[Excerpts from a figure dataset]
────────────────

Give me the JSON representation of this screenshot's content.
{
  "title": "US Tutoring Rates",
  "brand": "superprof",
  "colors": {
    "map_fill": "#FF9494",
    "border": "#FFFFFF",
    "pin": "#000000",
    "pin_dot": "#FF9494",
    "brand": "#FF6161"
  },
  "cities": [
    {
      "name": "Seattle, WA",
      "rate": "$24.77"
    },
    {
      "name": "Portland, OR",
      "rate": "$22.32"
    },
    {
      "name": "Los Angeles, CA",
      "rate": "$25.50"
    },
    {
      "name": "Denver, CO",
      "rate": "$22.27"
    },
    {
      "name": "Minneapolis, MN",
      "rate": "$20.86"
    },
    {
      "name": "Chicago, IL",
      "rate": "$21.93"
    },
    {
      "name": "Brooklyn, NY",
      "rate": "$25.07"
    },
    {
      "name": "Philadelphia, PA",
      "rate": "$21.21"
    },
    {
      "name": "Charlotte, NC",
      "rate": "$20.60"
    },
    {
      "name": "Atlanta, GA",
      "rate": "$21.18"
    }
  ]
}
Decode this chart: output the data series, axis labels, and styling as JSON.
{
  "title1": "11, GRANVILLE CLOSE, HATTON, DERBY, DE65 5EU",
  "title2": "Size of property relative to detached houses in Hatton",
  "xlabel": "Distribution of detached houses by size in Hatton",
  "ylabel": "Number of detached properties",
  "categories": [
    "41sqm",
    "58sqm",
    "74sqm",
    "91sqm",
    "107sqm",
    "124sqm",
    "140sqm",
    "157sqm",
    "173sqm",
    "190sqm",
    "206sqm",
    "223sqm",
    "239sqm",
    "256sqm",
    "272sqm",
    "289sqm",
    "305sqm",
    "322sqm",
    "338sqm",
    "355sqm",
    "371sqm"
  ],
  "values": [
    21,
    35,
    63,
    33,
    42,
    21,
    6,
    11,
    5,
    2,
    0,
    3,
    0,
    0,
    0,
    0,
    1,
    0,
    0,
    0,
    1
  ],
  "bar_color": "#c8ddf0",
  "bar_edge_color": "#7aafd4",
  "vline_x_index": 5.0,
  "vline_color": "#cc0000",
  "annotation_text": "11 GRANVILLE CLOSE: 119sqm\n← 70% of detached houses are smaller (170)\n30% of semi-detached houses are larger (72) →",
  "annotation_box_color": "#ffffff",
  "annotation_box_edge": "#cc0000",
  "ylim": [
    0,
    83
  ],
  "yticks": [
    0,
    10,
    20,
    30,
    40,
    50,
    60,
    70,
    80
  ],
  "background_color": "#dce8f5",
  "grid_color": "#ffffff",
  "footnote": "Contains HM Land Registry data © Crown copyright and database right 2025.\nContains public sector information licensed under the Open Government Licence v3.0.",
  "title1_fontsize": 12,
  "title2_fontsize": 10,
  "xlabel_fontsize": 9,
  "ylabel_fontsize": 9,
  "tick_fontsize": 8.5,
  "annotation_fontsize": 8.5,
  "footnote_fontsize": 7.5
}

────────────────

- **WORK TO DO**: Pull every line containing "this" out of the data above.

- **EXERCISE RESULT**:
Give me the JSON representation of this screenshot's content.
Decode this chart: output the data series, axis labels, and styling as JSON.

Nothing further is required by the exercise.